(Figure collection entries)
::::::::::
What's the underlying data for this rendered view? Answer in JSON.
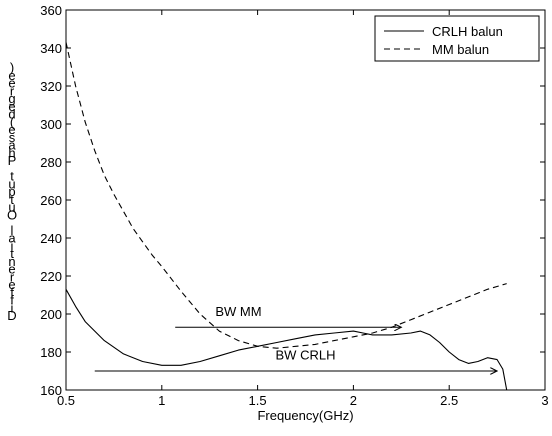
{
  "chart_data": {
    "type": "line",
    "xlabel": "Frequency(GHz)",
    "ylabel": "Differential Output Phase(degree)",
    "ylabel_chars": [
      "D",
      "i",
      "f",
      "f",
      "e",
      "r",
      "e",
      "n",
      "t",
      "i",
      "a",
      "l",
      " ",
      "O",
      "u",
      "t",
      "p",
      "u",
      "t",
      " ",
      "P",
      "h",
      "a",
      "s",
      "e",
      "(",
      "d",
      "e",
      "g",
      "r",
      "e",
      "e",
      ")"
    ],
    "xlim": [
      0.5,
      3
    ],
    "ylim": [
      160,
      360
    ],
    "xticks": [
      "0.5",
      "1",
      "1.5",
      "2",
      "2.5",
      "3"
    ],
    "yticks": [
      "160",
      "180",
      "200",
      "220",
      "240",
      "260",
      "280",
      "300",
      "320",
      "340",
      "360"
    ],
    "grid": false,
    "legend_position": "top-right",
    "series": [
      {
        "name": "CRLH balun",
        "style": "solid",
        "color": "#000000",
        "x": [
          0.5,
          0.55,
          0.6,
          0.7,
          0.8,
          0.9,
          1.0,
          1.1,
          1.2,
          1.3,
          1.4,
          1.5,
          1.6,
          1.7,
          1.8,
          1.9,
          2.0,
          2.05,
          2.1,
          2.2,
          2.3,
          2.35,
          2.4,
          2.45,
          2.5,
          2.55,
          2.6,
          2.65,
          2.7,
          2.75,
          2.78,
          2.8
        ],
        "y": [
          213,
          204,
          196,
          186,
          179,
          175,
          173,
          173,
          175,
          178,
          181,
          183,
          185,
          187,
          189,
          190,
          191,
          190,
          189,
          189,
          190,
          191,
          189,
          185,
          180,
          176,
          174,
          175,
          177,
          176,
          171,
          160
        ]
      },
      {
        "name": "MM balun",
        "style": "dashed",
        "color": "#000000",
        "x": [
          0.5,
          0.55,
          0.6,
          0.65,
          0.7,
          0.75,
          0.8,
          0.85,
          0.9,
          0.95,
          1.0,
          1.1,
          1.2,
          1.3,
          1.4,
          1.5,
          1.6,
          1.7,
          1.8,
          1.9,
          2.0,
          2.1,
          2.2,
          2.3,
          2.4,
          2.5,
          2.6,
          2.7,
          2.8
        ],
        "y": [
          343,
          320,
          301,
          286,
          273,
          263,
          254,
          245,
          238,
          231,
          225,
          212,
          200,
          191,
          186,
          183,
          182,
          183,
          184,
          186,
          188,
          190,
          193,
          197,
          201,
          205,
          209,
          213,
          216
        ]
      }
    ],
    "annotations": [
      {
        "text": "BW MM",
        "arrow_from": [
          1.07,
          193
        ],
        "arrow_to": [
          2.25,
          193
        ],
        "label_at": [
          1.4,
          199
        ]
      },
      {
        "text": "BW CRLH",
        "arrow_from": [
          0.65,
          170
        ],
        "arrow_to": [
          2.75,
          170
        ],
        "label_at": [
          1.75,
          176
        ]
      }
    ]
  }
}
::::::::::
TASK TO COMPLETE:
Could you reproduce every record above exactly, leaving out the pictures?

TASK SOLUTION:
What's the underlying data for this rendered view? Answer in JSON.
{
  "chart_data": {
    "type": "line",
    "xlabel": "Frequency(GHz)",
    "ylabel": "Differential Output Phase(degree)",
    "ylabel_chars": [
      "D",
      "i",
      "f",
      "f",
      "e",
      "r",
      "e",
      "n",
      "t",
      "i",
      "a",
      "l",
      " ",
      "O",
      "u",
      "t",
      "p",
      "u",
      "t",
      " ",
      "P",
      "h",
      "a",
      "s",
      "e",
      "(",
      "d",
      "e",
      "g",
      "r",
      "e",
      "e",
      ")"
    ],
    "xlim": [
      0.5,
      3
    ],
    "ylim": [
      160,
      360
    ],
    "xticks": [
      "0.5",
      "1",
      "1.5",
      "2",
      "2.5",
      "3"
    ],
    "yticks": [
      "160",
      "180",
      "200",
      "220",
      "240",
      "260",
      "280",
      "300",
      "320",
      "340",
      "360"
    ],
    "grid": false,
    "legend_position": "top-right",
    "series": [
      {
        "name": "CRLH balun",
        "style": "solid",
        "color": "#000000",
        "x": [
          0.5,
          0.55,
          0.6,
          0.7,
          0.8,
          0.9,
          1.0,
          1.1,
          1.2,
          1.3,
          1.4,
          1.5,
          1.6,
          1.7,
          1.8,
          1.9,
          2.0,
          2.05,
          2.1,
          2.2,
          2.3,
          2.35,
          2.4,
          2.45,
          2.5,
          2.55,
          2.6,
          2.65,
          2.7,
          2.75,
          2.78,
          2.8
        ],
        "y": [
          213,
          204,
          196,
          186,
          179,
          175,
          173,
          173,
          175,
          178,
          181,
          183,
          185,
          187,
          189,
          190,
          191,
          190,
          189,
          189,
          190,
          191,
          189,
          185,
          180,
          176,
          174,
          175,
          177,
          176,
          171,
          160
        ]
      },
      {
        "name": "MM balun",
        "style": "dashed",
        "color": "#000000",
        "x": [
          0.5,
          0.55,
          0.6,
          0.65,
          0.7,
          0.75,
          0.8,
          0.85,
          0.9,
          0.95,
          1.0,
          1.1,
          1.2,
          1.3,
          1.4,
          1.5,
          1.6,
          1.7,
          1.8,
          1.9,
          2.0,
          2.1,
          2.2,
          2.3,
          2.4,
          2.5,
          2.6,
          2.7,
          2.8
        ],
        "y": [
          343,
          320,
          301,
          286,
          273,
          263,
          254,
          245,
          238,
          231,
          225,
          212,
          200,
          191,
          186,
          183,
          182,
          183,
          184,
          186,
          188,
          190,
          193,
          197,
          201,
          205,
          209,
          213,
          216
        ]
      }
    ],
    "annotations": [
      {
        "text": "BW MM",
        "arrow_from": [
          1.07,
          193
        ],
        "arrow_to": [
          2.25,
          193
        ],
        "label_at": [
          1.4,
          199
        ]
      },
      {
        "text": "BW CRLH",
        "arrow_from": [
          0.65,
          170
        ],
        "arrow_to": [
          2.75,
          170
        ],
        "label_at": [
          1.75,
          176
        ]
      }
    ]
  }
}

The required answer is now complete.